**REQUIREMENTS:**
Word for word, transcribe the lines below and drop the pictures.
══ TASK MATERIAL
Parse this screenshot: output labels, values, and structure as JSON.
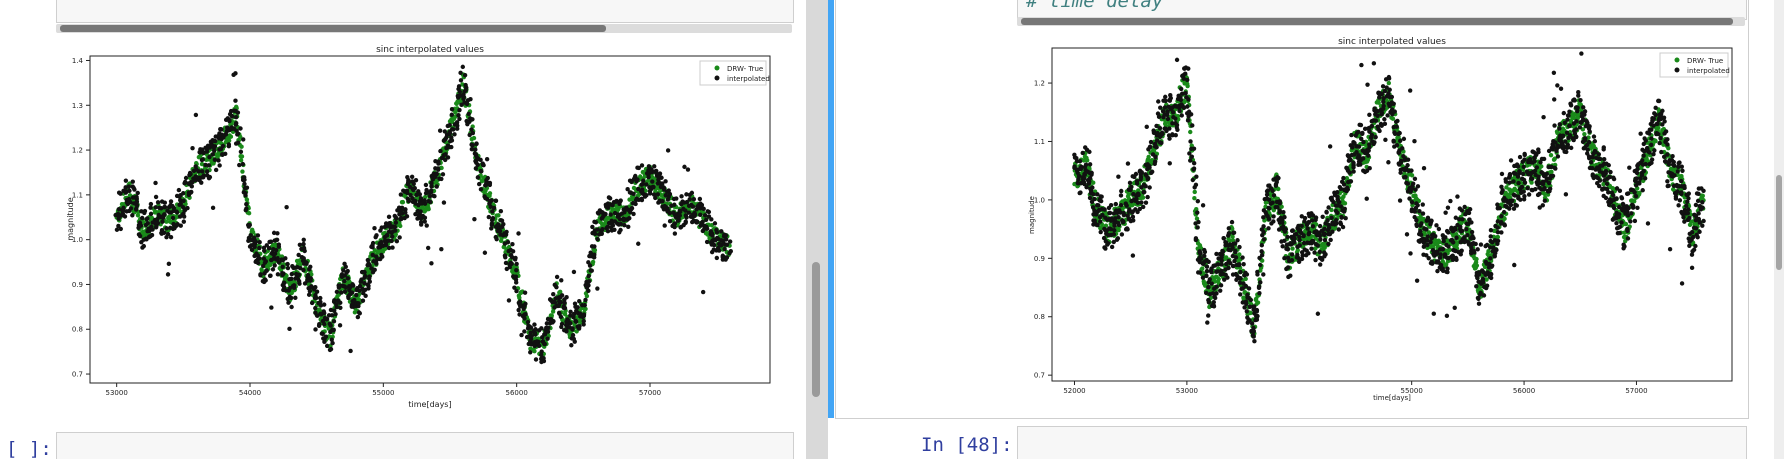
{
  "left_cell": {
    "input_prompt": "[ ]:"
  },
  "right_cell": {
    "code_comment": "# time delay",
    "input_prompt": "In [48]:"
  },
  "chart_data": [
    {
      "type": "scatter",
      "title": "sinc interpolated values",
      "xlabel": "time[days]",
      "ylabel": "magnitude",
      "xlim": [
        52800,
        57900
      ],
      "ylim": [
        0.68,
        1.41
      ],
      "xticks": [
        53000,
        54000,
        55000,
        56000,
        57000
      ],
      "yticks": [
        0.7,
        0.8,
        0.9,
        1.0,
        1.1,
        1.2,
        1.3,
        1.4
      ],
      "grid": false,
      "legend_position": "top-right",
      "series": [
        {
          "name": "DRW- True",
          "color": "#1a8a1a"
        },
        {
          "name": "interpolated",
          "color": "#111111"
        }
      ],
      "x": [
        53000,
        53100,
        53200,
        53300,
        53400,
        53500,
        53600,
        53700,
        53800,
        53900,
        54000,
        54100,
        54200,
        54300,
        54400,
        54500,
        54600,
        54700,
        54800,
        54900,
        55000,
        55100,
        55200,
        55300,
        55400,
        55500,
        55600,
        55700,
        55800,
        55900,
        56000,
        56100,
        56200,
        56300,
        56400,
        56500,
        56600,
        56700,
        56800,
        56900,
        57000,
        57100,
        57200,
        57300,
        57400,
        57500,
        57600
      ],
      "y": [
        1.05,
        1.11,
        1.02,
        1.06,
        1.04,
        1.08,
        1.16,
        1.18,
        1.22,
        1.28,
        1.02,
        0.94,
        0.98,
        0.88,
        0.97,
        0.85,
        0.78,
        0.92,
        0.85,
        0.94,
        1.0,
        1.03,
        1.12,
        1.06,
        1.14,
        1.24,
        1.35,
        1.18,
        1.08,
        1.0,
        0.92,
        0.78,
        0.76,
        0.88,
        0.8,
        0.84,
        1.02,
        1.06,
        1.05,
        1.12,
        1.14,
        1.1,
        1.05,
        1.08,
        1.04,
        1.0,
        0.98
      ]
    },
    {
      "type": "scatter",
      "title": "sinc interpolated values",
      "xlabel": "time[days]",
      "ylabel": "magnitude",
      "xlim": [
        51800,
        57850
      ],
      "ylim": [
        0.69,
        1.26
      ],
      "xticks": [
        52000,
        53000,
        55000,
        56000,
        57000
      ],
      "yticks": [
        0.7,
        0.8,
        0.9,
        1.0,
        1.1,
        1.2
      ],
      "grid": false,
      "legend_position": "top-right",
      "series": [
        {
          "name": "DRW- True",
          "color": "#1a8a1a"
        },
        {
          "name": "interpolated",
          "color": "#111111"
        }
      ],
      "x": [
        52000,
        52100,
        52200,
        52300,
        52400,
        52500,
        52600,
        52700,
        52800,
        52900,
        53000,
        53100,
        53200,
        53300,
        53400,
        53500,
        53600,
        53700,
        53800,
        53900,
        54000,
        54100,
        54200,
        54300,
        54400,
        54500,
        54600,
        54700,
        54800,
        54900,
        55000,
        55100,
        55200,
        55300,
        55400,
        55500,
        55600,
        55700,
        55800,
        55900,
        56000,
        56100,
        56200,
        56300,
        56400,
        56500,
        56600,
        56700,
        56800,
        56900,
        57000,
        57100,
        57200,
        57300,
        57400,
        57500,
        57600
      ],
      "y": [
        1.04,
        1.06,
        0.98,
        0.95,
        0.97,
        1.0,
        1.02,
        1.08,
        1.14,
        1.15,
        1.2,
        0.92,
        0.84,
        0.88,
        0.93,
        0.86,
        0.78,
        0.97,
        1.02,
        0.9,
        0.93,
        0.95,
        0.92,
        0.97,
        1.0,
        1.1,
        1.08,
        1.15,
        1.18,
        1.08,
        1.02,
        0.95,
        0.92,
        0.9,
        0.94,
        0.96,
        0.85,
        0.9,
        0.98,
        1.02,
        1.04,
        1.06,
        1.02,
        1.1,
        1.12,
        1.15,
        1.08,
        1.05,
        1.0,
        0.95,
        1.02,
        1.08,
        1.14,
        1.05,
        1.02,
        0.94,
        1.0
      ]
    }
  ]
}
════
**THE OUTPUT:**
Parse this screenshot: output labels, values, and structure as JSON.
{
  "left_cell": {
    "input_prompt": "[ ]:"
  },
  "right_cell": {
    "code_comment": "# time delay",
    "input_prompt": "In [48]:"
  },
  "chart_data": [
    {
      "type": "scatter",
      "title": "sinc interpolated values",
      "xlabel": "time[days]",
      "ylabel": "magnitude",
      "xlim": [
        52800,
        57900
      ],
      "ylim": [
        0.68,
        1.41
      ],
      "xticks": [
        53000,
        54000,
        55000,
        56000,
        57000
      ],
      "yticks": [
        0.7,
        0.8,
        0.9,
        1.0,
        1.1,
        1.2,
        1.3,
        1.4
      ],
      "grid": false,
      "legend_position": "top-right",
      "series": [
        {
          "name": "DRW- True",
          "color": "#1a8a1a"
        },
        {
          "name": "interpolated",
          "color": "#111111"
        }
      ],
      "x": [
        53000,
        53100,
        53200,
        53300,
        53400,
        53500,
        53600,
        53700,
        53800,
        53900,
        54000,
        54100,
        54200,
        54300,
        54400,
        54500,
        54600,
        54700,
        54800,
        54900,
        55000,
        55100,
        55200,
        55300,
        55400,
        55500,
        55600,
        55700,
        55800,
        55900,
        56000,
        56100,
        56200,
        56300,
        56400,
        56500,
        56600,
        56700,
        56800,
        56900,
        57000,
        57100,
        57200,
        57300,
        57400,
        57500,
        57600
      ],
      "y": [
        1.05,
        1.11,
        1.02,
        1.06,
        1.04,
        1.08,
        1.16,
        1.18,
        1.22,
        1.28,
        1.02,
        0.94,
        0.98,
        0.88,
        0.97,
        0.85,
        0.78,
        0.92,
        0.85,
        0.94,
        1.0,
        1.03,
        1.12,
        1.06,
        1.14,
        1.24,
        1.35,
        1.18,
        1.08,
        1.0,
        0.92,
        0.78,
        0.76,
        0.88,
        0.8,
        0.84,
        1.02,
        1.06,
        1.05,
        1.12,
        1.14,
        1.1,
        1.05,
        1.08,
        1.04,
        1.0,
        0.98
      ]
    },
    {
      "type": "scatter",
      "title": "sinc interpolated values",
      "xlabel": "time[days]",
      "ylabel": "magnitude",
      "xlim": [
        51800,
        57850
      ],
      "ylim": [
        0.69,
        1.26
      ],
      "xticks": [
        52000,
        53000,
        55000,
        56000,
        57000
      ],
      "yticks": [
        0.7,
        0.8,
        0.9,
        1.0,
        1.1,
        1.2
      ],
      "grid": false,
      "legend_position": "top-right",
      "series": [
        {
          "name": "DRW- True",
          "color": "#1a8a1a"
        },
        {
          "name": "interpolated",
          "color": "#111111"
        }
      ],
      "x": [
        52000,
        52100,
        52200,
        52300,
        52400,
        52500,
        52600,
        52700,
        52800,
        52900,
        53000,
        53100,
        53200,
        53300,
        53400,
        53500,
        53600,
        53700,
        53800,
        53900,
        54000,
        54100,
        54200,
        54300,
        54400,
        54500,
        54600,
        54700,
        54800,
        54900,
        55000,
        55100,
        55200,
        55300,
        55400,
        55500,
        55600,
        55700,
        55800,
        55900,
        56000,
        56100,
        56200,
        56300,
        56400,
        56500,
        56600,
        56700,
        56800,
        56900,
        57000,
        57100,
        57200,
        57300,
        57400,
        57500,
        57600
      ],
      "y": [
        1.04,
        1.06,
        0.98,
        0.95,
        0.97,
        1.0,
        1.02,
        1.08,
        1.14,
        1.15,
        1.2,
        0.92,
        0.84,
        0.88,
        0.93,
        0.86,
        0.78,
        0.97,
        1.02,
        0.9,
        0.93,
        0.95,
        0.92,
        0.97,
        1.0,
        1.1,
        1.08,
        1.15,
        1.18,
        1.08,
        1.02,
        0.95,
        0.92,
        0.9,
        0.94,
        0.96,
        0.85,
        0.9,
        0.98,
        1.02,
        1.04,
        1.06,
        1.02,
        1.1,
        1.12,
        1.15,
        1.08,
        1.05,
        1.0,
        0.95,
        1.02,
        1.08,
        1.14,
        1.05,
        1.02,
        0.94,
        1.0
      ]
    }
  ]
}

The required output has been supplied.